GOAL OF THE EXERCISE:
Report every line below that holds the word "Output".

MATERIAL FOR THE TASK:
______________________________
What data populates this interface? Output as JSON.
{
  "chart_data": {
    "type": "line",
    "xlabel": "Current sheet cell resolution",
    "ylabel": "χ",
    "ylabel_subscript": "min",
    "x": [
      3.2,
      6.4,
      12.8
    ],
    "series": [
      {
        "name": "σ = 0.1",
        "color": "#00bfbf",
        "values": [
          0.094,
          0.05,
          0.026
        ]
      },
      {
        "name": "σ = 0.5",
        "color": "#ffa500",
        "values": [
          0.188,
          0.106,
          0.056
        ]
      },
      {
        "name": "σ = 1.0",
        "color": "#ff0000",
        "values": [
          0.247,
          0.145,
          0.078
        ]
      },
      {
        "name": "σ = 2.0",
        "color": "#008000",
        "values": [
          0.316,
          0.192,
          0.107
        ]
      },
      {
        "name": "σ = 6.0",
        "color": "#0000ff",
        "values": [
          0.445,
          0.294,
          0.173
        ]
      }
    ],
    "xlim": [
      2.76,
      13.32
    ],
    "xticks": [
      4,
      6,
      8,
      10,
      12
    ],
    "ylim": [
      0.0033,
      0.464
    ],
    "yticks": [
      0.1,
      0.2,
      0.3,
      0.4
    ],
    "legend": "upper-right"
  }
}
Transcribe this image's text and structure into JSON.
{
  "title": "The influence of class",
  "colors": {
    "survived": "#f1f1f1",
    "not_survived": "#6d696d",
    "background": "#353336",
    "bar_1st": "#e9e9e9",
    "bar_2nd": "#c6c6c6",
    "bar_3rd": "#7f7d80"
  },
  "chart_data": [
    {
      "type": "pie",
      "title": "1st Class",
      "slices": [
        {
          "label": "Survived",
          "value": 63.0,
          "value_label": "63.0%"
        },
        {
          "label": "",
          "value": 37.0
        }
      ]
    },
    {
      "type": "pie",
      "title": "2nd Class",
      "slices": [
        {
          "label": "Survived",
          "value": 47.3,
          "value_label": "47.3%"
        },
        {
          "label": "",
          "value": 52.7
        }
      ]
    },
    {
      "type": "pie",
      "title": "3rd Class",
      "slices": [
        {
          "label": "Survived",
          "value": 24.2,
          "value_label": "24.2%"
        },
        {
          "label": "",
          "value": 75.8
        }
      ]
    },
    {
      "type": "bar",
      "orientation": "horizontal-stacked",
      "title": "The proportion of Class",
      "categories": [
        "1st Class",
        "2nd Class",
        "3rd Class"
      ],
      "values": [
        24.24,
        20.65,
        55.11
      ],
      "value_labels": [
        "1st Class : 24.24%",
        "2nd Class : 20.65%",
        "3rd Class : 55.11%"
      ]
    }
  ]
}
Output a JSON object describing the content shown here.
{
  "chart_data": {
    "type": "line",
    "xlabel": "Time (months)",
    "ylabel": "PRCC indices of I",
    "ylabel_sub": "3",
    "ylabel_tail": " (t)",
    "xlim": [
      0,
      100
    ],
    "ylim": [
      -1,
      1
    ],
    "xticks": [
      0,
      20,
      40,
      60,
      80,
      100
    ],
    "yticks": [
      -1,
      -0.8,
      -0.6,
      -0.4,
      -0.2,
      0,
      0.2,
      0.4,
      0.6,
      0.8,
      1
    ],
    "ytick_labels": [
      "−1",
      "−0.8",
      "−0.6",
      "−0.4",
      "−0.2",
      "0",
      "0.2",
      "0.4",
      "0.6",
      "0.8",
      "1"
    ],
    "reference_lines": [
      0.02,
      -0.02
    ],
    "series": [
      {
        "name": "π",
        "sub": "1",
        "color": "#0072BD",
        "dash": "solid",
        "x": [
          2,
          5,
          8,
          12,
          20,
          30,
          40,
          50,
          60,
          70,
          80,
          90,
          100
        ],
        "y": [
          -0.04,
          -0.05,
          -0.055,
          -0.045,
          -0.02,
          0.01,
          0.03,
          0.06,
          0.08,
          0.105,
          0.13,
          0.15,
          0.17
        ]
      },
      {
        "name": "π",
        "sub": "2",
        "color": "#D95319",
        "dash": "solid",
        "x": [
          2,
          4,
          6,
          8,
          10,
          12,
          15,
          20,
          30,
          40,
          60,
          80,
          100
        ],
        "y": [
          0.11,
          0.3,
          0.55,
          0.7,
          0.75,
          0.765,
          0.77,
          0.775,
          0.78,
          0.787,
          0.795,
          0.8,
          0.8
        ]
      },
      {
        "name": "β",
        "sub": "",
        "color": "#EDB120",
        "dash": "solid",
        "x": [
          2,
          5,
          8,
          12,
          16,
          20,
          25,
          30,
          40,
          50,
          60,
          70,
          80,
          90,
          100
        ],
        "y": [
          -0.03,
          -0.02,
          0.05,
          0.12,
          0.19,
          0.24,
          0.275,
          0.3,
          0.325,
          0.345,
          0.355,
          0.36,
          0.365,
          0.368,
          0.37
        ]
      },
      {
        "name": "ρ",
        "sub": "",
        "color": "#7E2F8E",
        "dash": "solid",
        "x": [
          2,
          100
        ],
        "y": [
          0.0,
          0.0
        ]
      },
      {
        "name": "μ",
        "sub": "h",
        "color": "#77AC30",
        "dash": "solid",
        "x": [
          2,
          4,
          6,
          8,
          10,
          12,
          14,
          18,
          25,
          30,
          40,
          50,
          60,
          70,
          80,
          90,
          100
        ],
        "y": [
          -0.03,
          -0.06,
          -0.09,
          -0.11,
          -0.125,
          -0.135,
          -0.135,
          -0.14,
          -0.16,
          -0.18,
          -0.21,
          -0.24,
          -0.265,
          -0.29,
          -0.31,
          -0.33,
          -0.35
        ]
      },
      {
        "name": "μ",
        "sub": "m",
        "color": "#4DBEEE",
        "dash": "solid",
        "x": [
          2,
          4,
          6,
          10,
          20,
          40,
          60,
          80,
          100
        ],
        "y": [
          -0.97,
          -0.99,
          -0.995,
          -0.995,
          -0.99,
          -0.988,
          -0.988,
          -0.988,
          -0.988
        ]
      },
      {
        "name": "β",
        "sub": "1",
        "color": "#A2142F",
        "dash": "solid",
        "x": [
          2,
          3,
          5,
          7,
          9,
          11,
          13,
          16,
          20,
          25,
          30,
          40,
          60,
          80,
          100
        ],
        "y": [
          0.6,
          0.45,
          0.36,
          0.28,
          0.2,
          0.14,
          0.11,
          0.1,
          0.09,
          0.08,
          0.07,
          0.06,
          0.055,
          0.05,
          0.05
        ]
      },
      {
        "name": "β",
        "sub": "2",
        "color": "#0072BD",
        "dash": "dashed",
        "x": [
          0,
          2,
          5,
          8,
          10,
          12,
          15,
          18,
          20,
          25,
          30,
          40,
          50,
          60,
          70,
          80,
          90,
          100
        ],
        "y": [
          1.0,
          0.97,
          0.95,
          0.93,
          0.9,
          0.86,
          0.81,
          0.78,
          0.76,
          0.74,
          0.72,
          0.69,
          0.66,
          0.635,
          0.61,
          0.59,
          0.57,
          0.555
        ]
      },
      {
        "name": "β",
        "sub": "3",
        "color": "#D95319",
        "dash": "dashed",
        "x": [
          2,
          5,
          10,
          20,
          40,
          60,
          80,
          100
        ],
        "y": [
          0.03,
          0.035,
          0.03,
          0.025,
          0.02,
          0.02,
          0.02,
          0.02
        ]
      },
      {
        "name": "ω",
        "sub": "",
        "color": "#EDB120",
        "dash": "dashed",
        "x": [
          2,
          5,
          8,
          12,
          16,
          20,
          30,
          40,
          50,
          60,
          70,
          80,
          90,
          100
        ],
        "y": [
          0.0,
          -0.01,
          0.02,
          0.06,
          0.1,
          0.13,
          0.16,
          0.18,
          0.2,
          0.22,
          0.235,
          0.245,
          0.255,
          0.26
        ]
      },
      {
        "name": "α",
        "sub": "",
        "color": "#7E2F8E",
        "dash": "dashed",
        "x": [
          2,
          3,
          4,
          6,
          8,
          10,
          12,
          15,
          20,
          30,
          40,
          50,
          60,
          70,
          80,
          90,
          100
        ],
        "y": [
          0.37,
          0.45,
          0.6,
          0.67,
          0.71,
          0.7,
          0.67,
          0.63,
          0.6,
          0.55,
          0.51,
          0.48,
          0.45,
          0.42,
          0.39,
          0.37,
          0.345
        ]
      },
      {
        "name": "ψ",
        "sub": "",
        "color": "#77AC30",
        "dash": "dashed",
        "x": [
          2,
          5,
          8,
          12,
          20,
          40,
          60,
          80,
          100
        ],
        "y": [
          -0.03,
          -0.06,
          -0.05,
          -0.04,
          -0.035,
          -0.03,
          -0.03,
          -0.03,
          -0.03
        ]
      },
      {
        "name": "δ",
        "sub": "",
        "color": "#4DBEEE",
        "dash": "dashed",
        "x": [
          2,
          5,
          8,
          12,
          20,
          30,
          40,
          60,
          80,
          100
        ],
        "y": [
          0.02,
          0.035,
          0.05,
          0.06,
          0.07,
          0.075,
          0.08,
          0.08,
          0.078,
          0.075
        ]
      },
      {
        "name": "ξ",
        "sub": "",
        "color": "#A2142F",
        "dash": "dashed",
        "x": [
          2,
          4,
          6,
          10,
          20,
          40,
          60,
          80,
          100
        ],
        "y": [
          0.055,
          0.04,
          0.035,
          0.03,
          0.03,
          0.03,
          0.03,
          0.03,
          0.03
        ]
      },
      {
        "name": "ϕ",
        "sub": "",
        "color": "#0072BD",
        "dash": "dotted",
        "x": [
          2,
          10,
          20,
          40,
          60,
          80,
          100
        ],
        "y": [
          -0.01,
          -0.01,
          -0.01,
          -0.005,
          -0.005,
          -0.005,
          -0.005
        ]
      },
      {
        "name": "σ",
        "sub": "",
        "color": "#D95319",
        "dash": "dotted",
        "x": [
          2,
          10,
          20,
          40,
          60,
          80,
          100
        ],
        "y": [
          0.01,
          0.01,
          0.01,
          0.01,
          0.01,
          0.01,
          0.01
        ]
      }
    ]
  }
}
______________________________
ANSWER BELOW:
What data populates this interface? Output as JSON.
Output a JSON object describing the content shown here.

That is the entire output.